- **AIM OF THE TASK**: Copy out every line of the records below exactly, and leave the pictures out of your answer.

'''

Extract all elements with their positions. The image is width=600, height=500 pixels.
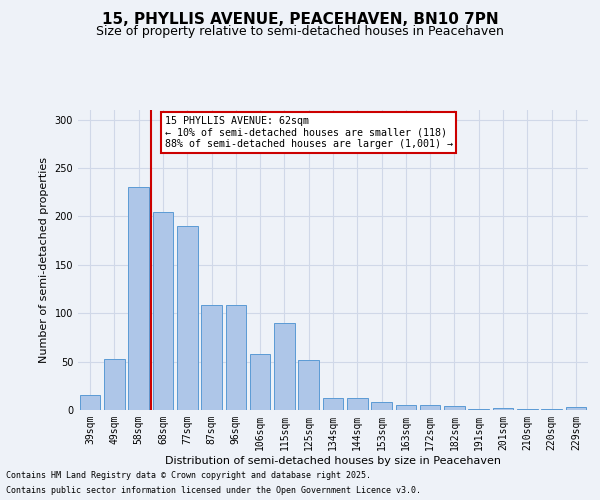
Bar xyxy=(444,406,465,410)
Bar xyxy=(152,212,173,410)
Bar xyxy=(347,398,368,410)
Bar xyxy=(371,402,392,410)
Bar xyxy=(395,405,416,410)
X-axis label: Distribution of semi-detached houses by size in Peacehaven: Distribution of semi-detached houses by … xyxy=(165,456,501,466)
Bar xyxy=(493,408,514,410)
Bar xyxy=(250,354,271,410)
Bar xyxy=(177,226,197,410)
Bar xyxy=(420,405,440,410)
Bar xyxy=(80,394,100,410)
Bar xyxy=(469,409,489,410)
Text: Size of property relative to semi-detached houses in Peacehaven: Size of property relative to semi-detach… xyxy=(96,25,504,38)
Bar xyxy=(566,407,586,410)
Text: Contains public sector information licensed under the Open Government Licence v3: Contains public sector information licen… xyxy=(6,486,421,495)
Bar xyxy=(517,409,538,410)
Bar xyxy=(323,398,343,410)
Text: Contains HM Land Registry data © Crown copyright and database right 2025.: Contains HM Land Registry data © Crown c… xyxy=(6,471,371,480)
Bar xyxy=(541,409,562,410)
Text: 15 PHYLLIS AVENUE: 62sqm
← 10% of semi-detached houses are smaller (118)
88% of : 15 PHYLLIS AVENUE: 62sqm ← 10% of semi-d… xyxy=(164,116,453,149)
Bar xyxy=(274,323,295,410)
Text: 15, PHYLLIS AVENUE, PEACEHAVEN, BN10 7PN: 15, PHYLLIS AVENUE, PEACEHAVEN, BN10 7PN xyxy=(101,12,499,28)
Bar xyxy=(201,306,222,410)
Y-axis label: Number of semi-detached properties: Number of semi-detached properties xyxy=(39,157,49,363)
Bar xyxy=(104,358,125,410)
Bar xyxy=(298,360,319,410)
Bar xyxy=(128,188,149,410)
Bar xyxy=(226,304,246,410)
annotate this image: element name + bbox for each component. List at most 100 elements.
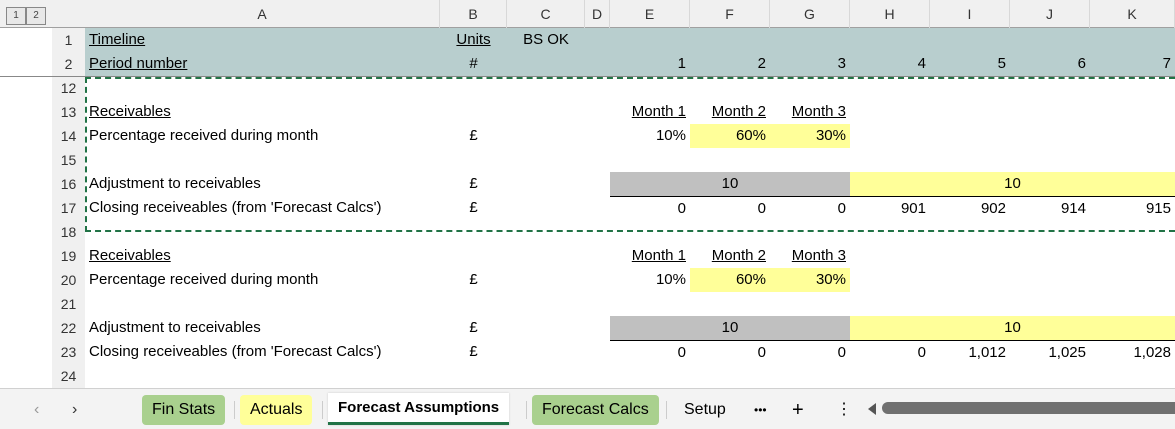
closing-unit[interactable]: £ [469,343,478,360]
period-4[interactable]: 4 [917,55,926,72]
row-header-15[interactable]: 15 [52,148,85,172]
closing-receivables-value[interactable]: 902 [930,196,1010,220]
period-6[interactable]: 6 [1077,55,1086,72]
add-sheet-button[interactable]: + [792,399,804,421]
select-all-corner[interactable] [52,0,85,28]
row-header-13[interactable]: 13 [52,100,85,124]
pct-received-value[interactable]: 60% [690,268,770,292]
row-header-23[interactable]: 23 [52,340,85,364]
tab-separator [666,401,667,419]
row-header-20[interactable]: 20 [52,268,85,292]
month-header[interactable]: Month 1 [631,103,686,120]
closing-receivables-value[interactable]: 0 [690,196,770,220]
month-header[interactable]: Month 2 [711,103,766,120]
sheet-tab-setup[interactable]: Setup [684,401,726,418]
closing-receivables-value[interactable]: 0 [770,340,850,364]
scroll-tabs-left-button[interactable]: ‹ [34,401,40,418]
adjustment-locked-value[interactable]: 10 [610,316,850,340]
month-header[interactable]: Month 3 [791,103,846,120]
pct-unit[interactable]: £ [469,271,478,288]
period-1[interactable]: 1 [677,55,686,72]
closing-unit[interactable]: £ [469,199,478,216]
receivables-title[interactable]: Receivables [89,103,171,120]
closing-receivables-value[interactable]: 914 [1010,196,1090,220]
column-header-E[interactable]: E [610,0,690,28]
row-header-14[interactable]: 14 [52,124,85,148]
pct-received-value[interactable]: 10% [655,127,686,144]
column-header-H[interactable]: H [850,0,930,28]
timeline-label[interactable]: Timeline [89,31,146,48]
pct-unit[interactable]: £ [469,127,478,144]
closing-receivables-value[interactable]: 901 [850,196,930,220]
row-header-12[interactable]: 12 [52,76,85,100]
sheet-tab-fin-stats[interactable]: Fin Stats [142,395,226,425]
closing-receivables-value[interactable]: 0 [690,340,770,364]
period-number-label[interactable]: Period number [89,55,188,72]
adjustment-unit[interactable]: £ [469,319,478,336]
sheet-tab-actuals[interactable]: Actuals [240,395,313,425]
closing-receivables-value[interactable]: 915 [1090,196,1175,220]
closing-receivables-value[interactable]: 0 [770,196,850,220]
pct-received-value[interactable]: 30% [770,268,850,292]
tab-separator [322,401,323,419]
row-header-21[interactable]: 21 [52,292,85,316]
month-header[interactable]: Month 3 [791,247,846,264]
closing-receivables-value[interactable]: 1,028 [1090,340,1175,364]
tab-separator [234,401,235,419]
adjustment-locked-value[interactable]: 10 [610,172,850,196]
closing-receivables-value[interactable]: 0 [610,340,690,364]
tab-options-button[interactable]: ⋮ [836,401,852,418]
row-header-17[interactable]: 17 [52,196,85,220]
outline-level-1-button[interactable]: 1 [6,7,26,25]
closing-receivables-value[interactable]: 0 [850,340,930,364]
pct-received-value[interactable]: 60% [690,124,770,148]
sheet-tab-forecast-assumptions[interactable]: Forecast Assumptions [328,393,510,425]
row-header-22[interactable]: 22 [52,316,85,340]
month-header[interactable]: Month 2 [711,247,766,264]
pct-received-value[interactable]: 10% [655,271,686,288]
units-label[interactable]: Units [456,31,491,48]
more-sheets-button[interactable]: ••• [754,403,767,417]
pct-received-value[interactable]: 30% [770,124,850,148]
outline-level-2-button[interactable]: 2 [26,7,46,25]
column-header-I[interactable]: I [930,0,1010,28]
closing-receivables-value[interactable]: 1,012 [930,340,1010,364]
adjustment-unit[interactable]: £ [469,175,478,192]
period-5[interactable]: 5 [997,55,1006,72]
column-header-C[interactable]: C [507,0,585,28]
column-header-D[interactable]: D [585,0,610,28]
adjustment-input-value[interactable]: 10 [850,316,1175,340]
period-unit[interactable]: # [469,55,478,72]
closing-receivables-label[interactable]: Closing receiveables (from 'Forecast Cal… [89,199,382,216]
bs-ok-check[interactable]: BS OK [523,31,569,48]
pct-received-label[interactable]: Percentage received during month [89,271,319,288]
column-header-A[interactable]: A [85,0,440,28]
column-header-F[interactable]: F [690,0,770,28]
scroll-left-arrow-icon[interactable] [868,403,876,415]
column-header-G[interactable]: G [770,0,850,28]
closing-receivables-value[interactable]: 0 [610,196,690,220]
period-7[interactable]: 7 [1162,55,1171,72]
month-header[interactable]: Month 1 [631,247,686,264]
adjustment-label[interactable]: Adjustment to receivables [89,175,261,192]
closing-receivables-label[interactable]: Closing receiveables (from 'Forecast Cal… [89,343,382,360]
period-3[interactable]: 3 [837,55,846,72]
row-header-18[interactable]: 18 [52,220,85,244]
closing-receivables-value[interactable]: 1,025 [1010,340,1090,364]
sheet-tab-forecast-calcs[interactable]: Forecast Calcs [532,395,659,425]
column-header-K[interactable]: K [1090,0,1175,28]
adjustment-label[interactable]: Adjustment to receivables [89,319,261,336]
pct-received-label[interactable]: Percentage received during month [89,127,319,144]
row-header-19[interactable]: 19 [52,244,85,268]
column-header-B[interactable]: B [440,0,507,28]
row-header-16[interactable]: 16 [52,172,85,196]
period-2[interactable]: 2 [757,55,766,72]
row-header-2[interactable]: 2 [52,52,85,76]
row-header-24[interactable]: 24 [52,364,85,388]
adjustment-input-value[interactable]: 10 [850,172,1175,196]
column-header-J[interactable]: J [1010,0,1090,28]
row-header-1[interactable]: 1 [52,28,85,52]
horizontal-scrollbar-thumb[interactable] [882,402,1175,414]
receivables-title[interactable]: Receivables [89,247,171,264]
scroll-tabs-right-button[interactable]: › [72,401,78,418]
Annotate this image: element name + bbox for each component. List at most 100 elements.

'''

- **ANSWER**:
Extract all elements with their positions. The image is width=600, height=500 pixels.
Bar xyxy=(444,406,465,410)
Bar xyxy=(152,212,173,410)
Bar xyxy=(347,398,368,410)
Bar xyxy=(371,402,392,410)
Bar xyxy=(395,405,416,410)
X-axis label: Distribution of semi-detached houses by size in Peacehaven: Distribution of semi-detached houses by … xyxy=(165,456,501,466)
Bar xyxy=(493,408,514,410)
Bar xyxy=(250,354,271,410)
Bar xyxy=(177,226,197,410)
Bar xyxy=(420,405,440,410)
Bar xyxy=(80,394,100,410)
Bar xyxy=(469,409,489,410)
Text: Size of property relative to semi-detached houses in Peacehaven: Size of property relative to semi-detach… xyxy=(96,25,504,38)
Bar xyxy=(566,407,586,410)
Text: Contains public sector information licensed under the Open Government Licence v3: Contains public sector information licen… xyxy=(6,486,421,495)
Bar xyxy=(517,409,538,410)
Bar xyxy=(323,398,343,410)
Text: Contains HM Land Registry data © Crown copyright and database right 2025.: Contains HM Land Registry data © Crown c… xyxy=(6,471,371,480)
Bar xyxy=(541,409,562,410)
Text: 15 PHYLLIS AVENUE: 62sqm
← 10% of semi-detached houses are smaller (118)
88% of : 15 PHYLLIS AVENUE: 62sqm ← 10% of semi-d… xyxy=(164,116,453,149)
Bar xyxy=(274,323,295,410)
Text: 15, PHYLLIS AVENUE, PEACEHAVEN, BN10 7PN: 15, PHYLLIS AVENUE, PEACEHAVEN, BN10 7PN xyxy=(101,12,499,28)
Bar xyxy=(201,306,222,410)
Y-axis label: Number of semi-detached properties: Number of semi-detached properties xyxy=(39,157,49,363)
Bar xyxy=(104,358,125,410)
Bar xyxy=(298,360,319,410)
Bar xyxy=(128,188,149,410)
Bar xyxy=(226,304,246,410)
annotate this image: element name + bbox for each component. List at most 100 elements.
closing-unit[interactable]: £ [469,343,478,360]
period-4[interactable]: 4 [917,55,926,72]
row-header-15[interactable]: 15 [52,148,85,172]
closing-receivables-value[interactable]: 902 [930,196,1010,220]
period-6[interactable]: 6 [1077,55,1086,72]
add-sheet-button[interactable]: + [792,399,804,421]
select-all-corner[interactable] [52,0,85,28]
row-header-13[interactable]: 13 [52,100,85,124]
pct-received-value[interactable]: 60% [690,268,770,292]
row-header-23[interactable]: 23 [52,340,85,364]
tab-separator [666,401,667,419]
row-header-20[interactable]: 20 [52,268,85,292]
month-header[interactable]: Month 1 [631,103,686,120]
closing-receivables-value[interactable]: 0 [690,196,770,220]
month-header[interactable]: Month 2 [711,103,766,120]
sheet-tab-setup[interactable]: Setup [684,401,726,418]
closing-receivables-value[interactable]: 0 [770,340,850,364]
scroll-tabs-left-button[interactable]: ‹ [34,401,40,418]
adjustment-locked-value[interactable]: 10 [610,316,850,340]
month-header[interactable]: Month 3 [791,103,846,120]
pct-unit[interactable]: £ [469,271,478,288]
period-1[interactable]: 1 [677,55,686,72]
closing-unit[interactable]: £ [469,199,478,216]
receivables-title[interactable]: Receivables [89,103,171,120]
closing-receivables-value[interactable]: 914 [1010,196,1090,220]
column-header-E[interactable]: E [610,0,690,28]
row-header-14[interactable]: 14 [52,124,85,148]
pct-received-value[interactable]: 10% [655,127,686,144]
column-header-H[interactable]: H [850,0,930,28]
timeline-label[interactable]: Timeline [89,31,146,48]
pct-unit[interactable]: £ [469,127,478,144]
closing-receivables-value[interactable]: 901 [850,196,930,220]
row-header-12[interactable]: 12 [52,76,85,100]
sheet-tab-fin-stats[interactable]: Fin Stats [142,395,226,425]
closing-receivables-value[interactable]: 0 [690,340,770,364]
period-number-label[interactable]: Period number [89,55,188,72]
adjustment-unit[interactable]: £ [469,319,478,336]
sheet-tab-actuals[interactable]: Actuals [240,395,313,425]
closing-receivables-value[interactable]: 915 [1090,196,1175,220]
closing-receivables-value[interactable]: 0 [770,196,850,220]
pct-received-value[interactable]: 30% [770,268,850,292]
tab-separator [322,401,323,419]
row-header-21[interactable]: 21 [52,292,85,316]
month-header[interactable]: Month 3 [791,247,846,264]
closing-receivables-value[interactable]: 1,028 [1090,340,1175,364]
tab-separator [234,401,235,419]
adjustment-locked-value[interactable]: 10 [610,172,850,196]
closing-receivables-value[interactable]: 0 [610,340,690,364]
tab-options-button[interactable]: ⋮ [836,401,852,418]
row-header-17[interactable]: 17 [52,196,85,220]
outline-level-1-button[interactable]: 1 [6,7,26,25]
closing-receivables-value[interactable]: 0 [850,340,930,364]
pct-received-value[interactable]: 60% [690,124,770,148]
sheet-tab-forecast-assumptions[interactable]: Forecast Assumptions [328,393,510,425]
row-header-22[interactable]: 22 [52,316,85,340]
month-header[interactable]: Month 2 [711,247,766,264]
pct-received-value[interactable]: 10% [655,271,686,288]
units-label[interactable]: Units [456,31,491,48]
more-sheets-button[interactable]: ••• [754,403,767,417]
pct-received-value[interactable]: 30% [770,124,850,148]
outline-level-2-button[interactable]: 2 [26,7,46,25]
column-header-I[interactable]: I [930,0,1010,28]
closing-receivables-value[interactable]: 1,012 [930,340,1010,364]
adjustment-unit[interactable]: £ [469,175,478,192]
period-5[interactable]: 5 [997,55,1006,72]
column-header-C[interactable]: C [507,0,585,28]
column-header-D[interactable]: D [585,0,610,28]
adjustment-input-value[interactable]: 10 [850,316,1175,340]
period-unit[interactable]: # [469,55,478,72]
closing-receivables-label[interactable]: Closing receiveables (from 'Forecast Cal… [89,199,382,216]
bs-ok-check[interactable]: BS OK [523,31,569,48]
pct-received-label[interactable]: Percentage received during month [89,271,319,288]
column-header-A[interactable]: A [85,0,440,28]
column-header-F[interactable]: F [690,0,770,28]
scroll-left-arrow-icon[interactable] [868,403,876,415]
column-header-G[interactable]: G [770,0,850,28]
closing-receivables-value[interactable]: 0 [610,196,690,220]
period-7[interactable]: 7 [1162,55,1171,72]
month-header[interactable]: Month 1 [631,247,686,264]
adjustment-label[interactable]: Adjustment to receivables [89,175,261,192]
closing-receivables-label[interactable]: Closing receiveables (from 'Forecast Cal… [89,343,382,360]
period-3[interactable]: 3 [837,55,846,72]
row-header-18[interactable]: 18 [52,220,85,244]
closing-receivables-value[interactable]: 1,025 [1010,340,1090,364]
sheet-tab-forecast-calcs[interactable]: Forecast Calcs [532,395,659,425]
column-header-K[interactable]: K [1090,0,1175,28]
adjustment-label[interactable]: Adjustment to receivables [89,319,261,336]
pct-received-label[interactable]: Percentage received during month [89,127,319,144]
row-header-19[interactable]: 19 [52,244,85,268]
column-header-B[interactable]: B [440,0,507,28]
row-header-16[interactable]: 16 [52,172,85,196]
period-2[interactable]: 2 [757,55,766,72]
row-header-2[interactable]: 2 [52,52,85,76]
row-header-24[interactable]: 24 [52,364,85,388]
adjustment-input-value[interactable]: 10 [850,172,1175,196]
column-header-J[interactable]: J [1010,0,1090,28]
row-header-1[interactable]: 1 [52,28,85,52]
horizontal-scrollbar-thumb[interactable] [882,402,1175,414]
receivables-title[interactable]: Receivables [89,247,171,264]
scroll-tabs-right-button[interactable]: › [72,401,78,418]
Annotate this image: element name + bbox for each component. List at most 100 elements.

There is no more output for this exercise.